• **WRITTEN TASK**: Reproduce the records verbatim, starting at the line containing "data-point-us bbox=[566, 211, 569, 214]" and ending at the line containing "x-tick-label: 1997 bbox=[420, 179, 438, 188]", both ends included.

• **RECORDS TO USE**:
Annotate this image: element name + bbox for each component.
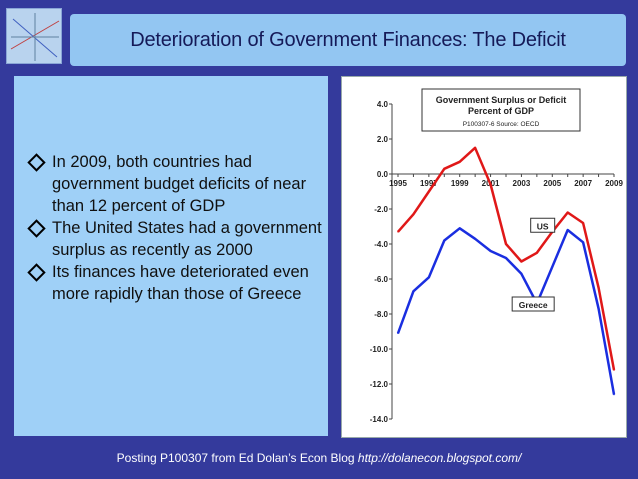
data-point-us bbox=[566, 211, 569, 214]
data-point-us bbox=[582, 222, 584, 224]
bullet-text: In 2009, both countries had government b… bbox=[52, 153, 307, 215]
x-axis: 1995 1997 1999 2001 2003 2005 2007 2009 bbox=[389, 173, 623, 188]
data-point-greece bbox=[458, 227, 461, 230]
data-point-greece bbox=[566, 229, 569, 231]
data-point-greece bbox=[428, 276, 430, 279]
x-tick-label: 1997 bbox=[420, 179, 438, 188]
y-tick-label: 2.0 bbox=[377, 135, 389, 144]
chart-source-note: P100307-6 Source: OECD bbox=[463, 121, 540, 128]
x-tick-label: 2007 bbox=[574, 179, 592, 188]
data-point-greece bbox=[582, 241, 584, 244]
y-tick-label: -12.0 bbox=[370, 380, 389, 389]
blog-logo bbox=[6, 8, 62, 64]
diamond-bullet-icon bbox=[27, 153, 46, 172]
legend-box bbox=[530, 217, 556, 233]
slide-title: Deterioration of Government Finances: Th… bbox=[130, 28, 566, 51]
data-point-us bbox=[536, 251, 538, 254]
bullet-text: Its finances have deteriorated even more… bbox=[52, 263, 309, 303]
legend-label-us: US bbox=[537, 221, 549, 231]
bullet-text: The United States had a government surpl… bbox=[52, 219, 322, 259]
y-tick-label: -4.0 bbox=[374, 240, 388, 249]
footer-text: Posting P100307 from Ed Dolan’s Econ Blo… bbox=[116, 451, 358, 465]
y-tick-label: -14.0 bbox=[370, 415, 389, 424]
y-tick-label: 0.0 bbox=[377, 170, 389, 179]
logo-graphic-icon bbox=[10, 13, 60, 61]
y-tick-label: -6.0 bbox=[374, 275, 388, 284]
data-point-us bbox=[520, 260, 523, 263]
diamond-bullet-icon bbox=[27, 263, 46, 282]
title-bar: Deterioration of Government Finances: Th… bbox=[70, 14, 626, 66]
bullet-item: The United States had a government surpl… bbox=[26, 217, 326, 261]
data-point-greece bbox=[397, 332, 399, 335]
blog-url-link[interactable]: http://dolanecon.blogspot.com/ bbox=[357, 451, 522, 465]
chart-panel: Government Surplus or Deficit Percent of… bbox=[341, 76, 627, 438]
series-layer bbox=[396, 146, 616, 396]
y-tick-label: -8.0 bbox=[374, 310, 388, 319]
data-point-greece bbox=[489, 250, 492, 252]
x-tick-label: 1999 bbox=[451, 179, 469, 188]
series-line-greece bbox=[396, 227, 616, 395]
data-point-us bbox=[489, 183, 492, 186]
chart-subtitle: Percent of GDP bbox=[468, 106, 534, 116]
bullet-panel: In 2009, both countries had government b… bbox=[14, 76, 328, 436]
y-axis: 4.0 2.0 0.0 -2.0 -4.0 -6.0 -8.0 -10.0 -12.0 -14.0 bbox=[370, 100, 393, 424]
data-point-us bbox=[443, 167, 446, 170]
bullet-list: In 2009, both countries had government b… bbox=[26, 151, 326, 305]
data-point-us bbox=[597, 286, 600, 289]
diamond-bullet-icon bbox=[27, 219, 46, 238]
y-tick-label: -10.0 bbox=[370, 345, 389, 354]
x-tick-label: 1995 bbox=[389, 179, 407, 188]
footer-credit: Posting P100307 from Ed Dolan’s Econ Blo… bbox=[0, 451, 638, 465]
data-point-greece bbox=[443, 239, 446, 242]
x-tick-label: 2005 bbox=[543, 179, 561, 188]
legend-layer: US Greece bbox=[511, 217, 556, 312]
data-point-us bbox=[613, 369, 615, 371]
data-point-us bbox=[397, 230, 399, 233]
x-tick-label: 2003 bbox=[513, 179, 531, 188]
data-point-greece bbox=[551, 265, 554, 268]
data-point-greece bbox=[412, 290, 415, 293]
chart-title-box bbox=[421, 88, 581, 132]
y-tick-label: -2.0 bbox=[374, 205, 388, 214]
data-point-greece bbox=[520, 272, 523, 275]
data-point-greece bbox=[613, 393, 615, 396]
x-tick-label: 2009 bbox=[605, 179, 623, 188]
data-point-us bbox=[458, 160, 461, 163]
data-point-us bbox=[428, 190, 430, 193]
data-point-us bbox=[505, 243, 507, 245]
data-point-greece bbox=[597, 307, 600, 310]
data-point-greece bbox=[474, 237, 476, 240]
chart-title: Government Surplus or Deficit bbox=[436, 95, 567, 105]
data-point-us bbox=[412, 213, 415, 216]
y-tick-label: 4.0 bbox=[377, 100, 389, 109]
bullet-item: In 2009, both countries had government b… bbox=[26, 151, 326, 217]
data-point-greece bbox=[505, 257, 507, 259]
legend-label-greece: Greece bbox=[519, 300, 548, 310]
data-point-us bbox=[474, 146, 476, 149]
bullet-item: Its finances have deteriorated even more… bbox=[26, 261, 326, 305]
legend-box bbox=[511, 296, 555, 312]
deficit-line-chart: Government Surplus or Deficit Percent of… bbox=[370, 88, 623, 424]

• **ANSWER**:
data-point-us bbox=[566, 211, 569, 214]
data-point-us bbox=[582, 222, 584, 224]
bullet-text: In 2009, both countries had government b… bbox=[52, 153, 307, 215]
x-axis: 1995 1997 1999 2001 2003 2005 2007 2009 bbox=[389, 173, 623, 188]
data-point-greece bbox=[458, 227, 461, 230]
data-point-greece bbox=[566, 229, 569, 231]
data-point-greece bbox=[428, 276, 430, 279]
x-tick-label: 1997 bbox=[420, 179, 438, 188]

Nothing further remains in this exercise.